| WHAT THE EXERCISE ASKS |
Each line that holds the word "Contains" is to be identified and copied.

** Start of DATA LISTING **

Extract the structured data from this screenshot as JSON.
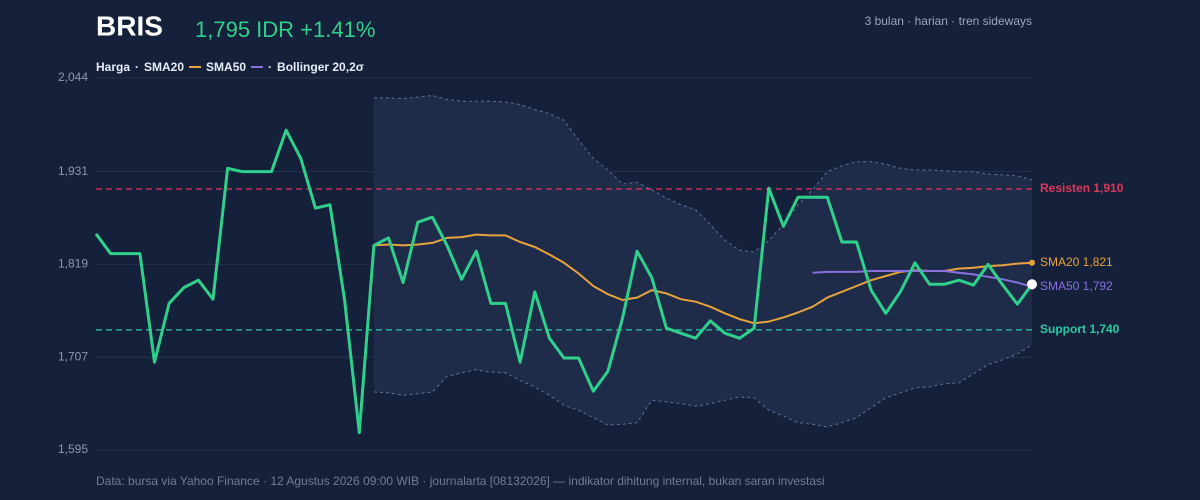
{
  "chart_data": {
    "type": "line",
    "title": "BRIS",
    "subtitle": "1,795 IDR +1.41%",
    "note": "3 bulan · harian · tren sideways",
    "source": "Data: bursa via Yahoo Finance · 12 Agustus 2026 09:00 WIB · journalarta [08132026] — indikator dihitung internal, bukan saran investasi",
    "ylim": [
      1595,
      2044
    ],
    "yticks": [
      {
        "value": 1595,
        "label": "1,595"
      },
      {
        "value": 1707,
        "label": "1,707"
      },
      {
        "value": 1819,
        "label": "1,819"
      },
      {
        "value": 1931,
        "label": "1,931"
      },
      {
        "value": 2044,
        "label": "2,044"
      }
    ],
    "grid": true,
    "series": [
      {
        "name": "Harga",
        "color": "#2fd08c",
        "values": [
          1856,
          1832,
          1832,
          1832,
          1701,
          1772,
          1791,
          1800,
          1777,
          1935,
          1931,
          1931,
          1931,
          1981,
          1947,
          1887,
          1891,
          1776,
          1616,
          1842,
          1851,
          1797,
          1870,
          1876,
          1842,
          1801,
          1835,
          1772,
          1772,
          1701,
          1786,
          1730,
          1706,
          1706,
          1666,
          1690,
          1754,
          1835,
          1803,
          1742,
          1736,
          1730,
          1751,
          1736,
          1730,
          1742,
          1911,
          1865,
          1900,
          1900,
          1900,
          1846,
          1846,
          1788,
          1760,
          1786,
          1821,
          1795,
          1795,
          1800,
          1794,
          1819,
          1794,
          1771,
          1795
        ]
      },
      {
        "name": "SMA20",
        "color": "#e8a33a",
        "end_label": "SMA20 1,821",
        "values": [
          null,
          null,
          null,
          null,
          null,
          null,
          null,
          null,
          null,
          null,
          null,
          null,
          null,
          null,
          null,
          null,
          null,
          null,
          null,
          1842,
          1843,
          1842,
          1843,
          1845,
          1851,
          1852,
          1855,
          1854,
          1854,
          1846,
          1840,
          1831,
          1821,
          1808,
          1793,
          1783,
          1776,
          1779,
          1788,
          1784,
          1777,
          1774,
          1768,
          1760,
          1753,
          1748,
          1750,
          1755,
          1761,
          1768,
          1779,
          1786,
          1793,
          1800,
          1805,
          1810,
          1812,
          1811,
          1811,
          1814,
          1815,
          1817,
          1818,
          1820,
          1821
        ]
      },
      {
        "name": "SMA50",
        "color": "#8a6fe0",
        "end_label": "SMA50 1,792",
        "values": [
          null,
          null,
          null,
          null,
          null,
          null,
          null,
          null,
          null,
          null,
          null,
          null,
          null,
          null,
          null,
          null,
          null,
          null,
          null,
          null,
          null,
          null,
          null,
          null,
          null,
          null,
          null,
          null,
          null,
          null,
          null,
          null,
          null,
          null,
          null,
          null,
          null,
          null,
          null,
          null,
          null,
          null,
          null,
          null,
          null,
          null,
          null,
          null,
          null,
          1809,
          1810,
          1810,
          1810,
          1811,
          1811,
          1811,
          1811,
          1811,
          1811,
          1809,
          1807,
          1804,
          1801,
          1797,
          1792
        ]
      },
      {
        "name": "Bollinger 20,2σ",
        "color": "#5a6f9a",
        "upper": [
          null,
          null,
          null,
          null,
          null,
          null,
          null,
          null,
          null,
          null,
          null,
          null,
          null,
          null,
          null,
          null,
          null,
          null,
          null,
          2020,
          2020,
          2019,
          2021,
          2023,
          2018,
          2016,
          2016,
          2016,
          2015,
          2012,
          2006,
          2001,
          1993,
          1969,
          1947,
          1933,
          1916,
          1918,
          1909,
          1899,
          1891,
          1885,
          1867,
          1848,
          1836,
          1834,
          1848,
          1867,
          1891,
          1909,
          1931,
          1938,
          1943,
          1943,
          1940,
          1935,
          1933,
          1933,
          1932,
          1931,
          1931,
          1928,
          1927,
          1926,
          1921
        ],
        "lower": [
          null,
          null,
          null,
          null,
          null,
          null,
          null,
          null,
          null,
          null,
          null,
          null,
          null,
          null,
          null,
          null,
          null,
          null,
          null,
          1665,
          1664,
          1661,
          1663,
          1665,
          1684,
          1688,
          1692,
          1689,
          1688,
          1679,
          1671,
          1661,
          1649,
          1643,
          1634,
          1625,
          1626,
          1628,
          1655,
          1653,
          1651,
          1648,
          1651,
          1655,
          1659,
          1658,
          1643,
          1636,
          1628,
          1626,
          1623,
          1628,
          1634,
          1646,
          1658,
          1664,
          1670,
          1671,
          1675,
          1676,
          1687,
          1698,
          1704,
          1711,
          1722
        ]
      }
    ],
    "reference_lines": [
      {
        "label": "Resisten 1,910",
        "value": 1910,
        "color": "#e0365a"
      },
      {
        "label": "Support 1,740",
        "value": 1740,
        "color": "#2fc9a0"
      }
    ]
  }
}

** End of DATA LISTING **
** Start of DATA LISTING **

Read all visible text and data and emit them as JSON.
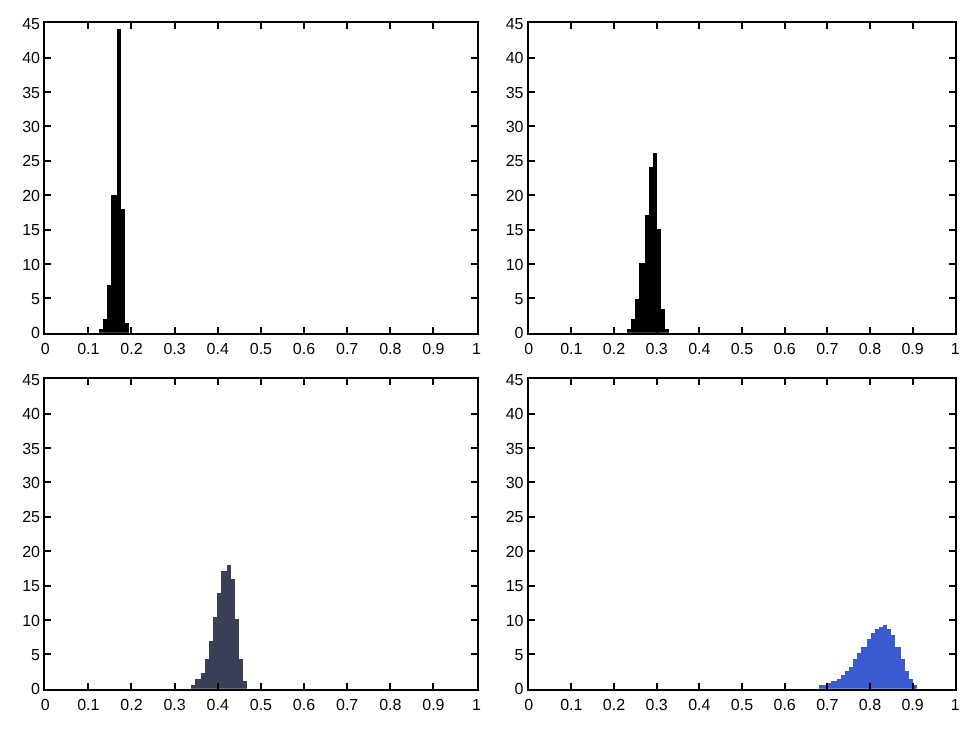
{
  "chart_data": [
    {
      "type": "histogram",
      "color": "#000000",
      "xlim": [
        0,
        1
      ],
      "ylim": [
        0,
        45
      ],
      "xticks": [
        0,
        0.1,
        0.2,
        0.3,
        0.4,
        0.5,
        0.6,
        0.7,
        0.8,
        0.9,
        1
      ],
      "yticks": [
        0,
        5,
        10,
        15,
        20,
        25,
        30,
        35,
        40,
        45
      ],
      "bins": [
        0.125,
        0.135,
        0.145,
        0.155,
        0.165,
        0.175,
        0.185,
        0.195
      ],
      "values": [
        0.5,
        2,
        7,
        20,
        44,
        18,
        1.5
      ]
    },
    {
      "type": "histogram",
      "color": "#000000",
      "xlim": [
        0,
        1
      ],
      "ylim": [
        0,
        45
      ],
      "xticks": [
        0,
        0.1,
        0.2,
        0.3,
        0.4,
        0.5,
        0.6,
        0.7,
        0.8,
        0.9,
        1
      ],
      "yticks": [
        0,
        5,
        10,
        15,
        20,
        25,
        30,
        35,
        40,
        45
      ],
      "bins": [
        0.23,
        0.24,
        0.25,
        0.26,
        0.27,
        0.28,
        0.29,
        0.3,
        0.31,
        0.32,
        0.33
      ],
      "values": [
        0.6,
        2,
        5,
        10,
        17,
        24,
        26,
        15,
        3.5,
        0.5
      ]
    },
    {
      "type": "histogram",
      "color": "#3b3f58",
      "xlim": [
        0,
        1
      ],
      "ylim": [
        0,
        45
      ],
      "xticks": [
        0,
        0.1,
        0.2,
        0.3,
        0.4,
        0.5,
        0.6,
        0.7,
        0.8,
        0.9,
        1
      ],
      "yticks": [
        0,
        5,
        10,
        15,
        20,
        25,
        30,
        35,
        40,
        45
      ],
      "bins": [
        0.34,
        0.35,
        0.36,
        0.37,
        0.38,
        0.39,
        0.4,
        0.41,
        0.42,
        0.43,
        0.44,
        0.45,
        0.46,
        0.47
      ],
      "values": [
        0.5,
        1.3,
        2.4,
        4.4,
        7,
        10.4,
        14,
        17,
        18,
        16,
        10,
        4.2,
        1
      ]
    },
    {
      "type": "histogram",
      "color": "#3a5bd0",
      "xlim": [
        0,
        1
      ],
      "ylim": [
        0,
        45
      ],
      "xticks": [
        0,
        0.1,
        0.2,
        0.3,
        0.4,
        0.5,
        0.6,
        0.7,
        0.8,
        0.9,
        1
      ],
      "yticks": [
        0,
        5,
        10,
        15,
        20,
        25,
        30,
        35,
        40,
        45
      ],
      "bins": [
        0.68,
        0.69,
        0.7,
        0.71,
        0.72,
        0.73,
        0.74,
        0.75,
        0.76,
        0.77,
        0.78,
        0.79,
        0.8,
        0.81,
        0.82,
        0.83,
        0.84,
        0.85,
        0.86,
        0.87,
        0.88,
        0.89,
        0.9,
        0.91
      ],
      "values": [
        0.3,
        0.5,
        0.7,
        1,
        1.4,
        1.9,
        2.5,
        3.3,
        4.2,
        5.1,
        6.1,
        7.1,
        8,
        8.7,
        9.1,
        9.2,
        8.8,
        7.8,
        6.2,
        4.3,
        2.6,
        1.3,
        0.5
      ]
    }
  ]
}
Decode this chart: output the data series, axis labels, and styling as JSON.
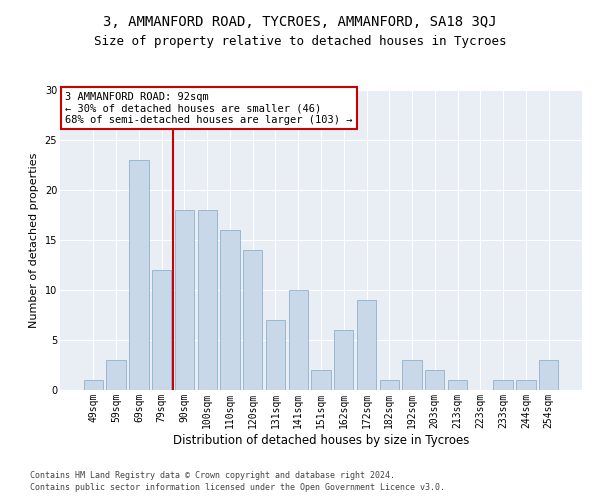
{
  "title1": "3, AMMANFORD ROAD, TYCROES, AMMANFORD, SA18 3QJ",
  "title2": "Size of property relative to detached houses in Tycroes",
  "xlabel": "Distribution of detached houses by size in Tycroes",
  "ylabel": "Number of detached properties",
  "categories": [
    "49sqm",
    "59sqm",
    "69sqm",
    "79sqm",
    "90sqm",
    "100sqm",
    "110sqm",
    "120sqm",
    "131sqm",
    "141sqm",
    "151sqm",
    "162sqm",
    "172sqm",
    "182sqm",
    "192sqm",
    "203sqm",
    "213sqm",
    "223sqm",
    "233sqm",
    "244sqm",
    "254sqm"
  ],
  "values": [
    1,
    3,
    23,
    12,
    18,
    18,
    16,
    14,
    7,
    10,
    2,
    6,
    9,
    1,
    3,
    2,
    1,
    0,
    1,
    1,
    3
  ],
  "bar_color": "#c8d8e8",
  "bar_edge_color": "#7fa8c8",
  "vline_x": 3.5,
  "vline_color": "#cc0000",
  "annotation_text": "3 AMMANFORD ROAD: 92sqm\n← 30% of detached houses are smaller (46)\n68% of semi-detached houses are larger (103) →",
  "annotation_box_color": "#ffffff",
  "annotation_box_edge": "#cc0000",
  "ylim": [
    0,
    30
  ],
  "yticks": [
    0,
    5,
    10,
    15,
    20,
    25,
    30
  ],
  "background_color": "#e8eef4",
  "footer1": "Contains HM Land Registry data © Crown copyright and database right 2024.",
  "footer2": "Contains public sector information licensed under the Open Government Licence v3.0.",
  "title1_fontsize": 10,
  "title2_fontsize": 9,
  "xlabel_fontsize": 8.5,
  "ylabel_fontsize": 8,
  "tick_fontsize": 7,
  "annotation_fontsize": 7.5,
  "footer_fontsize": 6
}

** End of DATA LISTING **
** Start of DATA LISTING **

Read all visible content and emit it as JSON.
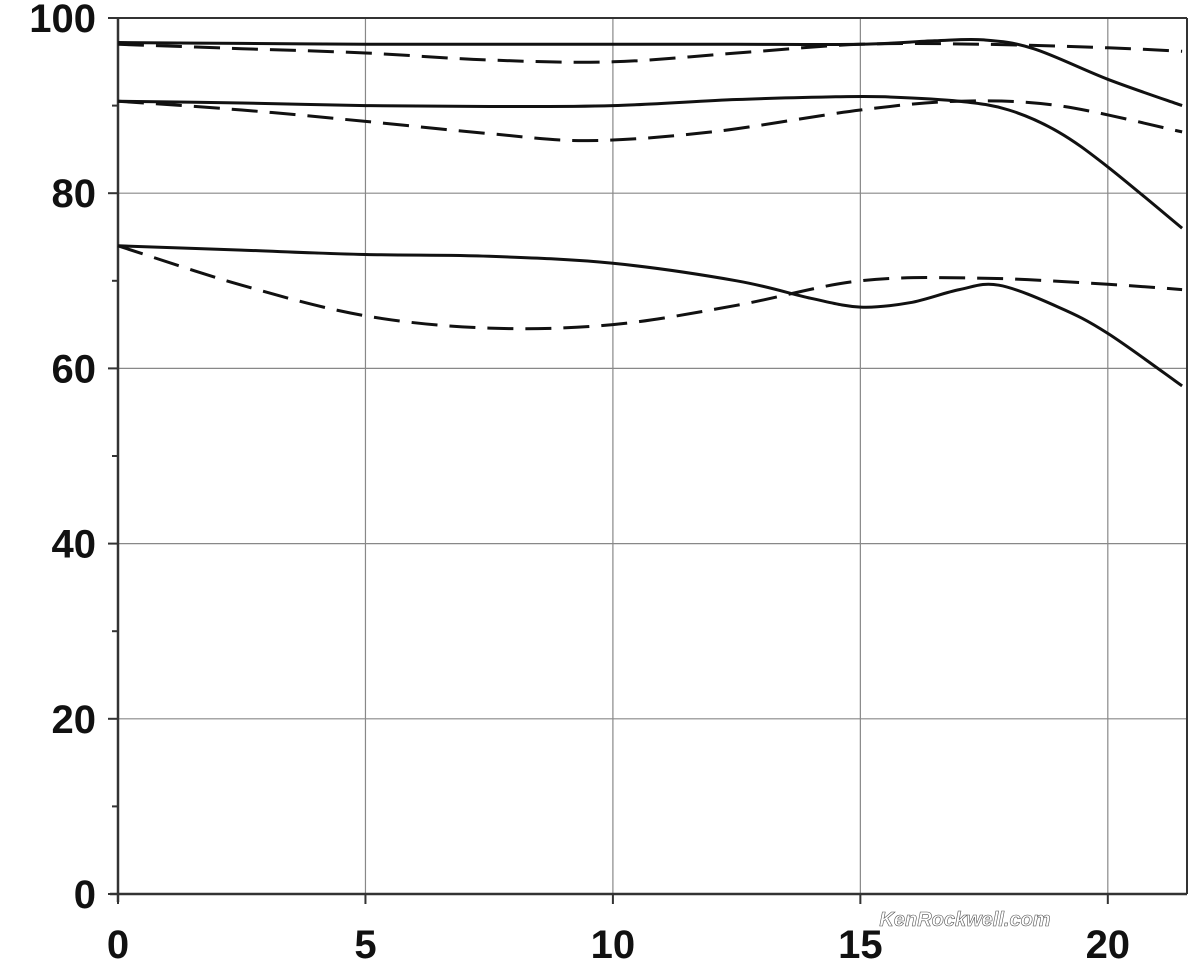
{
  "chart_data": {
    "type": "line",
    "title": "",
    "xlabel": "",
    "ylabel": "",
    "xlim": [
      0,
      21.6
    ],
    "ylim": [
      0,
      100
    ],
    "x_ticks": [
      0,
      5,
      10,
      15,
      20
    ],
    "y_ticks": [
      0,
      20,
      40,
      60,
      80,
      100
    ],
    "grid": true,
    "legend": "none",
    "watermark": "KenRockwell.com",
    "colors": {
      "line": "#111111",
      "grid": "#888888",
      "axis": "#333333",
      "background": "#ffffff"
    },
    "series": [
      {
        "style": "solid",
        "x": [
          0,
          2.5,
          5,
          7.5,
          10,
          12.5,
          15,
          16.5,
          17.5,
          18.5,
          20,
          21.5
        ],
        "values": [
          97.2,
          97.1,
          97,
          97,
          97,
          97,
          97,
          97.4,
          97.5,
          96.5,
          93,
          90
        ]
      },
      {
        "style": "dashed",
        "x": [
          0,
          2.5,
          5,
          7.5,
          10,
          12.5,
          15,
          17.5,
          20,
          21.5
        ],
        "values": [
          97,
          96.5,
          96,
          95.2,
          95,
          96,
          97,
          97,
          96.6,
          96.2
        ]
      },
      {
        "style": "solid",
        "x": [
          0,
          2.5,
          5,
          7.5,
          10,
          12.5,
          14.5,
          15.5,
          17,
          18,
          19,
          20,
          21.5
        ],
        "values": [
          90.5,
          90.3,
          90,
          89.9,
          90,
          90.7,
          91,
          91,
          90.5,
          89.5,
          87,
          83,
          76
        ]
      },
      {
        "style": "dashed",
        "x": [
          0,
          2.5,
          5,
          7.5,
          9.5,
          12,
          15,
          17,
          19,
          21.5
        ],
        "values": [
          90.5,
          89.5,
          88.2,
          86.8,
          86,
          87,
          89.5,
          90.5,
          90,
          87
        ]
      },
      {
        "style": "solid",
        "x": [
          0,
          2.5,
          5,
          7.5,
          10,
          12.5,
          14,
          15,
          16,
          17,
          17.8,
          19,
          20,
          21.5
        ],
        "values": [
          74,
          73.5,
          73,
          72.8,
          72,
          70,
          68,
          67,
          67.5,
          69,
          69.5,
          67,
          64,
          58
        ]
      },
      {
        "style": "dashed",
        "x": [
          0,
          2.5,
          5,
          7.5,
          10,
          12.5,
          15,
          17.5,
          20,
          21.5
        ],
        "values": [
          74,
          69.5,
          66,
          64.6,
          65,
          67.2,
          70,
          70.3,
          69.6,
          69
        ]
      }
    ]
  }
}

** End of DATA LISTING **

| THE ANSWER |
  "footer1": "Contains HM Land Registry data © Crown copyright and database right 2024.",
  "footer2": "Contains public sector information licensed under the Open Government Licence v3.0.",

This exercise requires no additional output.